>> Start Document section
So -- like at HP, I joke about it sometimes -- they essentially just sort of stuck me in a corner and left me alone. I was hired by what was officially the Open Stack team. Because Open Stack is written in Python. And with sort of the directive to just go make Python packaging awesome, because Open Stack cared a lot about Python packaging. But, like, my manager -- I told him what I was working on, but that was about it. I had zero oversight, whatsoever. Beyond just sort of telling my manager what I’ve been doing.

MEL: Cool. So this fits really well into what I know about Open Source culture and corporate culture and how people have made that work with jobs at companies that may not be exactly -- not Red Hat, for instance.

DONALD: Right.

MEL: Can you talk a little bit about… If your employer -- why was this so important? What kind of impact would it have on PyPI’s sustainability as an Open Source project, if your employer were to say: No, no, we do want to have control over this as a product?

DONALD: I mean, I would not have gone to work there. And I wouldn’t have had that time available to me. In all likelihood, Warehouse probably would not have happened, or, like, it might just now be getting to the point where it was years ago. You know, depending on how much of my free time I was willing to dedicate to it. Like a lot of programmers, I tend to be somewhat obsessive about my work. My wife calls herself “an Open Source widow”. So, you know, it likely would have still gotten done. It would have taken longer. And it would have been at greater personal cost to, like, me and my family.

MEL: Mm-hm. And so the… I guess what I’m hearing here, in terms of the relationship between sustainability and day job is that… The particular arrangement you had with your day job, with the autonomy you had, with the freedom to participate in it, I want to use the phrase “as an Open Source project”, “as an Open Source contributor”... Let you move PyPI forward. The arrangement with your day job made PyPI more sustainable, because they basically gave you time for it?
>> End Document section
>> Start Data
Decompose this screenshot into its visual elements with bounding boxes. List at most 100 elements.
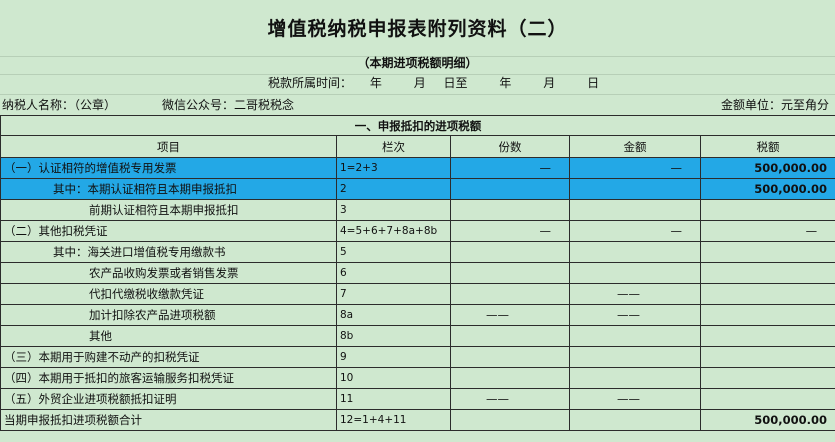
row-count[interactable] <box>450 409 570 431</box>
row-tax[interactable]: 500,000.00 <box>699 409 835 431</box>
row-code[interactable]: 6 <box>336 262 451 284</box>
row-code[interactable]: 10 <box>336 367 451 389</box>
row-count[interactable] <box>450 199 570 221</box>
wechat-label: 微信公众号：二哥税税念 <box>162 98 295 112</box>
table-row: 农产品收购发票或者销售发票 6 <box>0 262 835 284</box>
header-row: 项目 栏次 份数 金额 税额 <box>0 135 835 158</box>
row-item[interactable]: 农产品收购发票或者销售发票 <box>0 262 337 284</box>
row-item[interactable]: 前期认证相符且本期申报抵扣 <box>0 199 337 221</box>
row-code[interactable]: 8a <box>336 304 451 326</box>
row-item[interactable]: （二）其他扣税凭证 <box>0 220 337 242</box>
row-amount[interactable] <box>569 409 701 431</box>
row-amount[interactable] <box>569 262 701 284</box>
row-amount[interactable]: —— <box>569 388 701 410</box>
table-row: （五）外贸企业进项税额抵扣证明 11 —— —— <box>0 388 835 410</box>
table-row: 代扣代缴税收缴款凭证 7 —— <box>0 283 835 305</box>
table-row: 其中：海关进口增值税专用缴款书 5 <box>0 241 835 263</box>
amount-unit-label: 金额单位：元至角分 <box>720 98 829 112</box>
row-amount[interactable] <box>569 325 701 347</box>
row-item[interactable]: （四）本期用于抵扣的旅客运输服务扣税凭证 <box>0 367 337 389</box>
table-row: 其他 8b <box>0 325 835 347</box>
row-item[interactable]: 其中：本期认证相符且本期申报抵扣 <box>0 178 337 200</box>
row-tax[interactable] <box>699 367 835 389</box>
row-tax[interactable] <box>699 388 835 410</box>
row-tax[interactable] <box>699 304 835 326</box>
row-code[interactable]: 3 <box>336 199 451 221</box>
row-code[interactable]: 7 <box>336 283 451 305</box>
row-item[interactable]: 当期申报抵扣进项税额合计 <box>0 409 337 431</box>
row-item[interactable]: 其他 <box>0 325 337 347</box>
gridline <box>0 94 835 95</box>
table-row: （一）认证相符的增值税专用发票 1=2+3— —500,000.00 <box>0 157 835 179</box>
row-amount[interactable] <box>569 199 701 221</box>
period-day-end: 日 <box>587 76 600 90</box>
row-count[interactable]: —— <box>450 388 570 410</box>
header-item: 项目 <box>0 135 337 158</box>
period-year-end: 年 <box>499 76 512 90</box>
row-code[interactable]: 8b <box>336 325 451 347</box>
row-amount[interactable] <box>569 367 701 389</box>
row-code[interactable]: 1=2+3 <box>336 157 451 179</box>
row-count[interactable] <box>450 262 570 284</box>
period-month-end: 月 <box>543 76 556 90</box>
header-amount: 金额 <box>569 135 701 158</box>
row-item[interactable]: （五）外贸企业进项税额抵扣证明 <box>0 388 337 410</box>
section-title: 一、申报抵扣的进项税额 <box>0 115 835 136</box>
row-count[interactable] <box>450 241 570 263</box>
row-code[interactable]: 9 <box>336 346 451 368</box>
row-tax[interactable] <box>699 241 835 263</box>
row-item[interactable]: 其中：海关进口增值税专用缴款书 <box>0 241 337 263</box>
row-count[interactable]: — <box>450 157 570 179</box>
row-tax[interactable] <box>699 283 835 305</box>
row-tax[interactable] <box>699 199 835 221</box>
row-amount[interactable]: — <box>569 220 701 242</box>
period-year-start: 年 <box>369 76 382 90</box>
header-count: 份数 <box>450 135 570 158</box>
row-item[interactable]: （三）本期用于购建不动产的扣税凭证 <box>0 346 337 368</box>
row-amount[interactable]: —— <box>569 304 701 326</box>
row-tax[interactable] <box>699 346 835 368</box>
row-count[interactable] <box>450 283 570 305</box>
table-row: 加计扣除农产品进项税额 8a —— —— <box>0 304 835 326</box>
period-day-to: 日至 <box>443 76 468 90</box>
row-amount[interactable]: —— <box>569 283 701 305</box>
tax-period: 税款所属时间： 年 月 日至 年 月 日 <box>268 74 613 92</box>
spreadsheet-sheet: 增值税纳税申报表附列资料（二） （本期进项税额明细） 税款所属时间： 年 月 日… <box>0 0 835 442</box>
row-amount[interactable] <box>569 346 701 368</box>
table-row: （三）本期用于购建不动产的扣税凭证 9 <box>0 346 835 368</box>
table-row: （四）本期用于抵扣的旅客运输服务扣税凭证 10 <box>0 367 835 389</box>
row-tax[interactable]: 500,000.00 <box>699 157 835 179</box>
header-code: 栏次 <box>336 135 451 158</box>
row-item[interactable]: 加计扣除农产品进项税额 <box>0 304 337 326</box>
row-count[interactable] <box>450 178 570 200</box>
row-tax[interactable]: — <box>699 220 835 242</box>
row-item[interactable]: （一）认证相符的增值税专用发票 <box>0 157 337 179</box>
row-count[interactable] <box>450 325 570 347</box>
row-tax[interactable]: 500,000.00 <box>699 178 835 200</box>
row-code[interactable]: 2 <box>336 178 451 200</box>
row-tax[interactable] <box>699 325 835 347</box>
row-item[interactable]: 代扣代缴税收缴款凭证 <box>0 283 337 305</box>
form-title: 增值税纳税申报表附列资料（二） <box>267 18 568 40</box>
period-month-start: 月 <box>413 76 426 90</box>
table-row: （二）其他扣税凭证 4=5+6+7+8a+8b — — — <box>0 220 835 242</box>
row-count[interactable] <box>450 367 570 389</box>
row-amount[interactable] <box>569 241 701 263</box>
taxpayer-name-label: 纳税人名称：（公章） <box>2 98 117 112</box>
input-tax-table: 一、申报抵扣的进项税额 项目 栏次 份数 金额 税额 （一）认证相符的增值税专用… <box>0 115 835 431</box>
row-code[interactable]: 5 <box>336 241 451 263</box>
row-code[interactable]: 11 <box>336 388 451 410</box>
row-amount[interactable] <box>569 178 701 200</box>
header-tax: 税额 <box>699 135 835 158</box>
table-row: 当期申报抵扣进项税额合计 12=1+4+11 500,000.00 <box>0 409 835 431</box>
table-row: 前期认证相符且本期申报抵扣 3 <box>0 199 835 221</box>
form-subtitle: （本期进项税额明细） <box>357 56 478 70</box>
row-count[interactable] <box>450 346 570 368</box>
row-code[interactable]: 4=5+6+7+8a+8b <box>336 220 451 242</box>
row-count[interactable]: — <box>450 220 570 242</box>
table-row: 其中：本期认证相符且本期申报抵扣 2 500,000.00 <box>0 178 835 200</box>
row-tax[interactable] <box>699 262 835 284</box>
row-code[interactable]: 12=1+4+11 <box>336 409 451 431</box>
row-count[interactable]: —— <box>450 304 570 326</box>
row-amount[interactable]: — <box>569 157 701 179</box>
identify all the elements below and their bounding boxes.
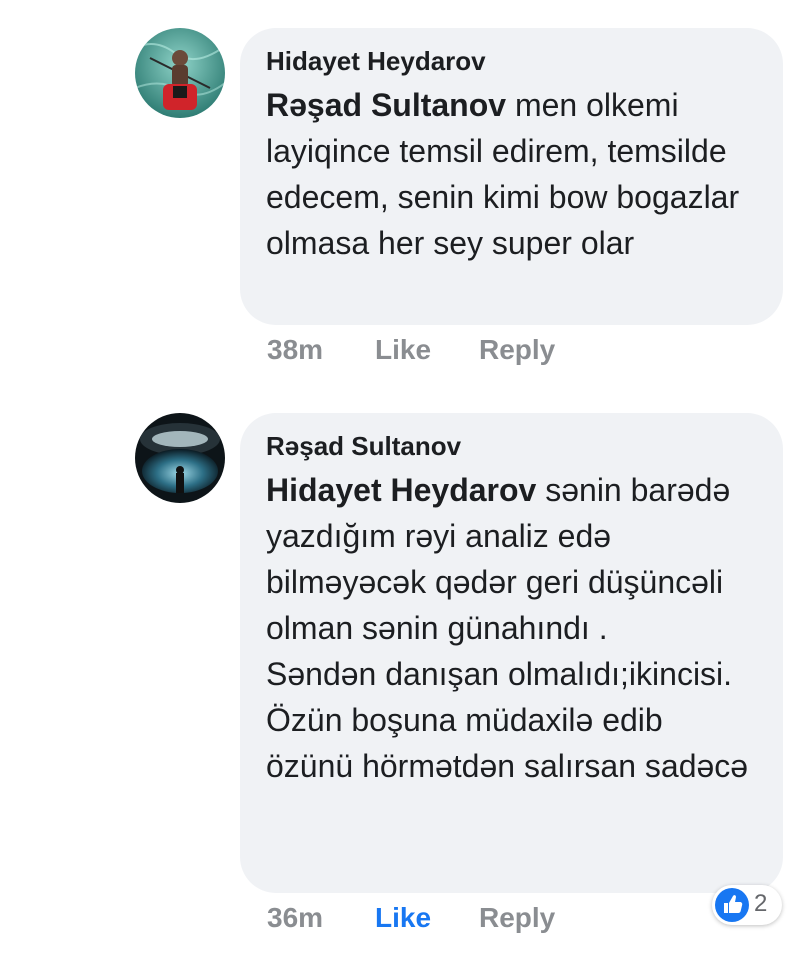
>> End Data
The problem: According to the interview transcript, which team officially hired Donald at HP?

Correct output: The Open Stack team.